» DATA FOR THE TASK
————

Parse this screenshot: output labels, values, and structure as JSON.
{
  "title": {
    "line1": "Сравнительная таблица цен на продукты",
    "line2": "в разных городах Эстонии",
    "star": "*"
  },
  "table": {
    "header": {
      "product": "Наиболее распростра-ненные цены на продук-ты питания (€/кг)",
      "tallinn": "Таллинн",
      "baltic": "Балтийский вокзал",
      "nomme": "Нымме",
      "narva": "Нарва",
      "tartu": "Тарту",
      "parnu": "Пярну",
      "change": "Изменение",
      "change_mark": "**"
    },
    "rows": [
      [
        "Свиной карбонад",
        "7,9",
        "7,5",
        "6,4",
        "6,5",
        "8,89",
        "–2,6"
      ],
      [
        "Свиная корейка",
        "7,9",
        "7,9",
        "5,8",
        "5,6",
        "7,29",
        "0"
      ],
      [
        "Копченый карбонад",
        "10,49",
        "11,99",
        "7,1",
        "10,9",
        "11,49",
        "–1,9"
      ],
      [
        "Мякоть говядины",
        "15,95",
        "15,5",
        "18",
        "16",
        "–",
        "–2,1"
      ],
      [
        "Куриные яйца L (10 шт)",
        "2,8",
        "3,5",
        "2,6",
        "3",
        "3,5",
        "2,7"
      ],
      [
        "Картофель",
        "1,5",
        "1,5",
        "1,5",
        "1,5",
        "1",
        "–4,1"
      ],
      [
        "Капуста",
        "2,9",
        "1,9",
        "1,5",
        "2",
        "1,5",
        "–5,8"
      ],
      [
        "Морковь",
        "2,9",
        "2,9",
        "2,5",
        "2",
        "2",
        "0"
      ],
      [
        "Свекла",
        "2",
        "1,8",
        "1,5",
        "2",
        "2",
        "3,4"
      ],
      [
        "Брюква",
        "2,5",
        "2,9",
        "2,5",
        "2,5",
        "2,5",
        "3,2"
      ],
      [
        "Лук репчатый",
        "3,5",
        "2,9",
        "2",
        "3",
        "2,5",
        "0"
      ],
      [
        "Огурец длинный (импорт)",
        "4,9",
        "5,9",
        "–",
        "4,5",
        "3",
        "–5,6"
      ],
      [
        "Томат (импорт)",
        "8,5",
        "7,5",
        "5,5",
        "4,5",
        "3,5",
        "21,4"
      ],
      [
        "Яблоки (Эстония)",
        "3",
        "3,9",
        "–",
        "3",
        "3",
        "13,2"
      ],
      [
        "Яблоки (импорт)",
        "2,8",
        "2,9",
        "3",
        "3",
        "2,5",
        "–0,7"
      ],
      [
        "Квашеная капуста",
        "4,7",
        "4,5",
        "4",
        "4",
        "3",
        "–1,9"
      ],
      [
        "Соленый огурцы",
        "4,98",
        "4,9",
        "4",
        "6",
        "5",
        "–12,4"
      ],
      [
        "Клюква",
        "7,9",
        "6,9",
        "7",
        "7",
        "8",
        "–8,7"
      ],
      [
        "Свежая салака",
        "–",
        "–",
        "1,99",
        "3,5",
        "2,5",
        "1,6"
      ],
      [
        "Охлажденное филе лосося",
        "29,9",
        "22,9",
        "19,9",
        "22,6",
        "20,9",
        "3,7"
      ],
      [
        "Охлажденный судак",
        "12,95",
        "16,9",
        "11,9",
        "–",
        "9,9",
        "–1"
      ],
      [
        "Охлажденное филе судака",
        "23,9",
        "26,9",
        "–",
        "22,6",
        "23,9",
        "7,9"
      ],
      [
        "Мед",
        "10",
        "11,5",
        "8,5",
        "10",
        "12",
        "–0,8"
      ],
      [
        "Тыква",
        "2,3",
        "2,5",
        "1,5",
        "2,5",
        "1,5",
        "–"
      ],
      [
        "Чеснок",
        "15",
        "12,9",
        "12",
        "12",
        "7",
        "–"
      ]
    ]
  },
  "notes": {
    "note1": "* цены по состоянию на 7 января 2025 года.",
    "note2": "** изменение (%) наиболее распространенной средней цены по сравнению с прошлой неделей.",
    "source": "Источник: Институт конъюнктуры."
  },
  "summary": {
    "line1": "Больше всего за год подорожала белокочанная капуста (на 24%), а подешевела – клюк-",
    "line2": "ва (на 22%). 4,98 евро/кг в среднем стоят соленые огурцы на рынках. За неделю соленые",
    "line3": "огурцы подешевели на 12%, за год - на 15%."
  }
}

————

» WHAT TO WORK ON
Please set down the whole listing above without altering a single line.

» ANSWER TO THE EXERCISE
Parse this screenshot: output labels, values, and structure as JSON.
{
  "title": {
    "line1": "Сравнительная таблица цен на продукты",
    "line2": "в разных городах Эстонии",
    "star": "*"
  },
  "table": {
    "header": {
      "product": "Наиболее распростра-ненные цены на продук-ты питания (€/кг)",
      "tallinn": "Таллинн",
      "baltic": "Балтийский вокзал",
      "nomme": "Нымме",
      "narva": "Нарва",
      "tartu": "Тарту",
      "parnu": "Пярну",
      "change": "Изменение",
      "change_mark": "**"
    },
    "rows": [
      [
        "Свиной карбонад",
        "7,9",
        "7,5",
        "6,4",
        "6,5",
        "8,89",
        "–2,6"
      ],
      [
        "Свиная корейка",
        "7,9",
        "7,9",
        "5,8",
        "5,6",
        "7,29",
        "0"
      ],
      [
        "Копченый карбонад",
        "10,49",
        "11,99",
        "7,1",
        "10,9",
        "11,49",
        "–1,9"
      ],
      [
        "Мякоть говядины",
        "15,95",
        "15,5",
        "18",
        "16",
        "–",
        "–2,1"
      ],
      [
        "Куриные яйца L (10 шт)",
        "2,8",
        "3,5",
        "2,6",
        "3",
        "3,5",
        "2,7"
      ],
      [
        "Картофель",
        "1,5",
        "1,5",
        "1,5",
        "1,5",
        "1",
        "–4,1"
      ],
      [
        "Капуста",
        "2,9",
        "1,9",
        "1,5",
        "2",
        "1,5",
        "–5,8"
      ],
      [
        "Морковь",
        "2,9",
        "2,9",
        "2,5",
        "2",
        "2",
        "0"
      ],
      [
        "Свекла",
        "2",
        "1,8",
        "1,5",
        "2",
        "2",
        "3,4"
      ],
      [
        "Брюква",
        "2,5",
        "2,9",
        "2,5",
        "2,5",
        "2,5",
        "3,2"
      ],
      [
        "Лук репчатый",
        "3,5",
        "2,9",
        "2",
        "3",
        "2,5",
        "0"
      ],
      [
        "Огурец длинный (импорт)",
        "4,9",
        "5,9",
        "–",
        "4,5",
        "3",
        "–5,6"
      ],
      [
        "Томат (импорт)",
        "8,5",
        "7,5",
        "5,5",
        "4,5",
        "3,5",
        "21,4"
      ],
      [
        "Яблоки (Эстония)",
        "3",
        "3,9",
        "–",
        "3",
        "3",
        "13,2"
      ],
      [
        "Яблоки (импорт)",
        "2,8",
        "2,9",
        "3",
        "3",
        "2,5",
        "–0,7"
      ],
      [
        "Квашеная капуста",
        "4,7",
        "4,5",
        "4",
        "4",
        "3",
        "–1,9"
      ],
      [
        "Соленый огурцы",
        "4,98",
        "4,9",
        "4",
        "6",
        "5",
        "–12,4"
      ],
      [
        "Клюква",
        "7,9",
        "6,9",
        "7",
        "7",
        "8",
        "–8,7"
      ],
      [
        "Свежая салака",
        "–",
        "–",
        "1,99",
        "3,5",
        "2,5",
        "1,6"
      ],
      [
        "Охлажденное филе лосося",
        "29,9",
        "22,9",
        "19,9",
        "22,6",
        "20,9",
        "3,7"
      ],
      [
        "Охлажденный судак",
        "12,95",
        "16,9",
        "11,9",
        "–",
        "9,9",
        "–1"
      ],
      [
        "Охлажденное филе судака",
        "23,9",
        "26,9",
        "–",
        "22,6",
        "23,9",
        "7,9"
      ],
      [
        "Мед",
        "10",
        "11,5",
        "8,5",
        "10",
        "12",
        "–0,8"
      ],
      [
        "Тыква",
        "2,3",
        "2,5",
        "1,5",
        "2,5",
        "1,5",
        "–"
      ],
      [
        "Чеснок",
        "15",
        "12,9",
        "12",
        "12",
        "7",
        "–"
      ]
    ]
  },
  "notes": {
    "note1": "* цены по состоянию на 7 января 2025 года.",
    "note2": "** изменение (%) наиболее распространенной средней цены по сравнению с прошлой неделей.",
    "source": "Источник: Институт конъюнктуры."
  },
  "summary": {
    "line1": "Больше всего за год подорожала белокочанная капуста (на 24%), а подешевела – клюк-",
    "line2": "ва (на 22%). 4,98 евро/кг в среднем стоят соленые огурцы на рынках. За неделю соленые",
    "line3": "огурцы подешевели на 12%, за год - на 15%."
  }
}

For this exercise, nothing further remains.